第10回 「死別後早期の心の動き」
皆様は葬儀の際、さまざまな精神状態のご遺族をみてきたと思います。しかしながら、その状態には一定の法則があります。皆様がそれを知って対応することが皆様自身、そしてご遺族にとって有意義です。ですから今回はご遺族が死別後早期にどのような精神状態をたどるのか学びたいと思います。
私たちは自分にとって悪い知らせ(ここでは死別)を受けた場合、3つの段階を通ることがわかっています。
第1段階は衝撃の段階です。悪い知らせを受けた直後、衝撃で頭の中が真っ白になってしまいます。
第2段階は抑うつの段階です。衝撃がやや収まってくると現実がみえてきます。そうなると、今後のことが不安になり逆に気持ちが沈んできます。
第3段階は適応の段階です。悪い知らせを受け止め、現実的な対処ができるようになります。
第1段階は悪い知らせの後から1週間程度続き、第2段階がその後に1週間続きますから、私たちは悪い知らせを受けた場合、少なくとも2週間は判断力の落ちた状態が続くわけです。
次に、死別のストレスは、私達が経験するストレスの中で最も大きいものです。家族が死の訪れを予期していたり、大往生と捉えている場合は、死別の衝撃がある程度緩和されているかもしれませんが、最大のストレスであることは変わりありません。
皆様が出会う方々は死別経験をしたご遺族です。葬儀は死別後1週間以内に行われるのが普通ですから、ご遺族は最大のショックを受けた後で頭の中が真っ白になった状態にあるわけです。ですから、判断力が低下していても不思議ではありません。
このような状況下で葬儀を円滑に進めるため、皆様さまざまなノウハウをお持ちと思いますが、精神科医の立場から少し付け加えてお話ししたいと思います。
大切なことは、葬儀の際のご遺族は精神的なショック状態にあると認識しておくことです。
ショックのために判断力が落ち、何をしてよいかわからなくなっている場合もあると思います。その際には、プロとしてご遺族に対してわかりやすく対応するように心がけるべきです。言ったことが二転三転することもあると思いますが、これも判断力の低下ですから忍耐強く接するべきです。言ったことを覚えていないとしても不思議ではありません。ですから大事なことは書き留めて示すことも必要でしょう。
悲しみを表に出すこともなく、淡々と対応しているご遺族もあるかと思います。一見、気丈に見えるのですが、ショックのあまり悲しみを感じることのできない状態(これを失感情症と呼びます)になっている可能性があります。この場合も判断力が落ちているので注意が必要です。
辛い思いをしているご遺族には皆様の援助が欠かせません。本稿が少しでもお役に立てば幸いです。

理解度チェック
- 1) 本文では、ショックのあまり悲しみを感じることのできない状態を何と呼んでいますか。
- 2) 本文のうち「第2段階は抑うつの段階です。」から「しでもお役に立てば幸いです。」までの部分を、一字一句変えずに書き写してください。
記録はこの内容とは関係ありません。

記録一覧
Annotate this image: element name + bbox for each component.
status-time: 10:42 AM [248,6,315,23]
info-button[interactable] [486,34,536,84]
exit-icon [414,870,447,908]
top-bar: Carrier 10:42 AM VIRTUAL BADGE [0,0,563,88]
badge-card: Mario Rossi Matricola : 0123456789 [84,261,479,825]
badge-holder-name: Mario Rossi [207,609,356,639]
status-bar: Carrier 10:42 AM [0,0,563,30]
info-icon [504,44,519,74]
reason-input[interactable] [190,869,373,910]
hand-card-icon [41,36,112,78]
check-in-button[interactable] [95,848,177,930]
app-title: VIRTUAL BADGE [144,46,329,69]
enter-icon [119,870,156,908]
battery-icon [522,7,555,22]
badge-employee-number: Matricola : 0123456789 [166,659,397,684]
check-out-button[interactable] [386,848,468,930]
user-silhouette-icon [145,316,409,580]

解答
- 1) 失感情症

- 2)
第2段階は抑うつの段階です。衝撃がやや収まってくると現実がみえてきます。そうなると、今後のことが不安になり逆に気持ちが沈んできます。
第3段階は適応の段階です。悪い知らせを受け止め、現実的な対処ができるようになります。
第1段階は悪い知らせの後から1週間程度続き、第2段階がその後に1週間続きますから、私たちは悪い知らせを受けた場合、少なくとも2週間は判断力の落ちた状態が続くわけです。
次に、死別のストレスは、私達が経験するストレスの中で最も大きいものです。家族が死の訪れを予期していたり、大往生と捉えている場合は、死別の衝撃がある程度緩和されているかもしれませんが、最大のストレスであることは変わりありません。
皆様が出会う方々は死別経験をしたご遺族です。葬儀は死別後1週間以内に行われるのが普通ですから、ご遺族は最大のショックを受けた後で頭の中が真っ白になった状態にあるわけです。ですから、判断力が低下していても不思議ではありません。
このような状況下で葬儀を円滑に進めるため、皆様さまざまなノウハウをお持ちと思いますが、精神科医の立場から少し付け加えてお話ししたいと思います。
大切なことは、葬儀の際のご遺族は精神的なショック状態にあると認識しておくことです。
ショックのために判断力が落ち、何をしてよいかわからなくなっている場合もあると思います。その際には、プロとしてご遺族に対してわかりやすく対応するように心がけるべきです。言ったことが二転三転することもあると思いますが、これも判断力の低下ですから忍耐強く接するべきです。言ったことを覚えていないとしても不思議ではありません。ですから大事なことは書き留めて示すことも必要でしょう。
悲しみを表に出すこともなく、淡々と対応しているご遺族もあるかと思います。一見、気丈に見えるのですが、ショックのあまり悲しみを感じることのできない状態(これを失感情症と呼びます)になっている可能性があります。この場合も判断力が落ちているので注意が必要です。
辛い思いをしているご遺族には皆様の援助が欠かせません。本稿が少しでもお役に立てば幸いです。